What you are asked to do: Output the full listing below exactly as it reads, and skip anything that is a picture.

++++ Data for the task ++++

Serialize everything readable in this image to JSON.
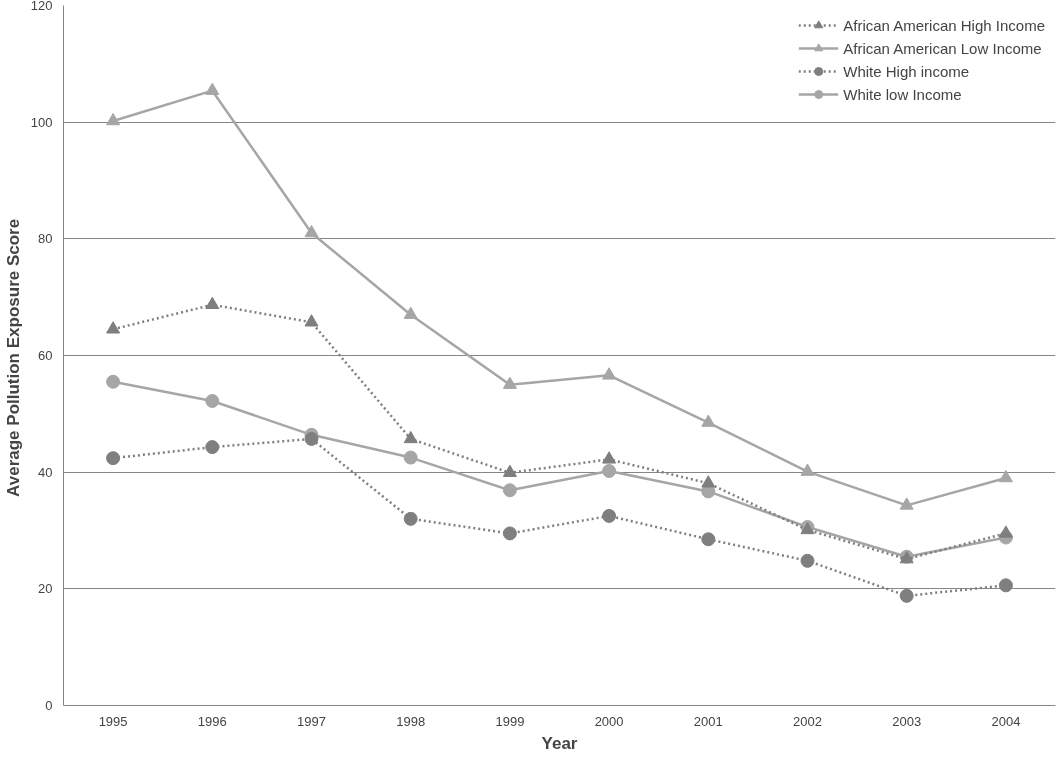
{
  "chart_data": {
    "type": "line",
    "xlabel": "Year",
    "ylabel": "Average  Pollution Exposure Score",
    "categories": [
      "1995",
      "1996",
      "1997",
      "1998",
      "1999",
      "2000",
      "2001",
      "2002",
      "2003",
      "2004"
    ],
    "ylim": [
      0,
      120
    ],
    "yticks": [
      0,
      20,
      40,
      60,
      80,
      100,
      120
    ],
    "grid": "y",
    "legend": "top right",
    "series": [
      {
        "name": "African American High Income",
        "color": "#7f7f7f",
        "marker": "triangle",
        "line_style": "dotted",
        "values": [
          64.5,
          68.7,
          65.7,
          45.7,
          39.9,
          42.2,
          38.1,
          30.1,
          25.1,
          29.5
        ]
      },
      {
        "name": "African American Low Income",
        "color": "#a6a6a6",
        "marker": "triangle",
        "line_style": "solid",
        "values": [
          100.2,
          105.4,
          81.0,
          67.0,
          55.0,
          56.6,
          48.5,
          40.1,
          34.3,
          39.0
        ]
      },
      {
        "name": "White High income",
        "color": "#7f7f7f",
        "marker": "circle",
        "line_style": "dotted",
        "values": [
          42.4,
          44.3,
          45.7,
          32.0,
          29.5,
          32.5,
          28.5,
          24.8,
          18.8,
          20.6
        ]
      },
      {
        "name": "White low Income",
        "color": "#a6a6a6",
        "marker": "circle",
        "line_style": "solid",
        "values": [
          55.5,
          52.2,
          46.4,
          42.5,
          36.9,
          40.2,
          36.7,
          30.6,
          25.5,
          28.8
        ]
      }
    ]
  }
}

++++

Exercise output:
Serialize everything readable in this image to JSON.
{
  "chart_data": {
    "type": "line",
    "xlabel": "Year",
    "ylabel": "Average  Pollution Exposure Score",
    "categories": [
      "1995",
      "1996",
      "1997",
      "1998",
      "1999",
      "2000",
      "2001",
      "2002",
      "2003",
      "2004"
    ],
    "ylim": [
      0,
      120
    ],
    "yticks": [
      0,
      20,
      40,
      60,
      80,
      100,
      120
    ],
    "grid": "y",
    "legend": "top right",
    "series": [
      {
        "name": "African American High Income",
        "color": "#7f7f7f",
        "marker": "triangle",
        "line_style": "dotted",
        "values": [
          64.5,
          68.7,
          65.7,
          45.7,
          39.9,
          42.2,
          38.1,
          30.1,
          25.1,
          29.5
        ]
      },
      {
        "name": "African American Low Income",
        "color": "#a6a6a6",
        "marker": "triangle",
        "line_style": "solid",
        "values": [
          100.2,
          105.4,
          81.0,
          67.0,
          55.0,
          56.6,
          48.5,
          40.1,
          34.3,
          39.0
        ]
      },
      {
        "name": "White High income",
        "color": "#7f7f7f",
        "marker": "circle",
        "line_style": "dotted",
        "values": [
          42.4,
          44.3,
          45.7,
          32.0,
          29.5,
          32.5,
          28.5,
          24.8,
          18.8,
          20.6
        ]
      },
      {
        "name": "White low Income",
        "color": "#a6a6a6",
        "marker": "circle",
        "line_style": "solid",
        "values": [
          55.5,
          52.2,
          46.4,
          42.5,
          36.9,
          40.2,
          36.7,
          30.6,
          25.5,
          28.8
        ]
      }
    ]
  }
}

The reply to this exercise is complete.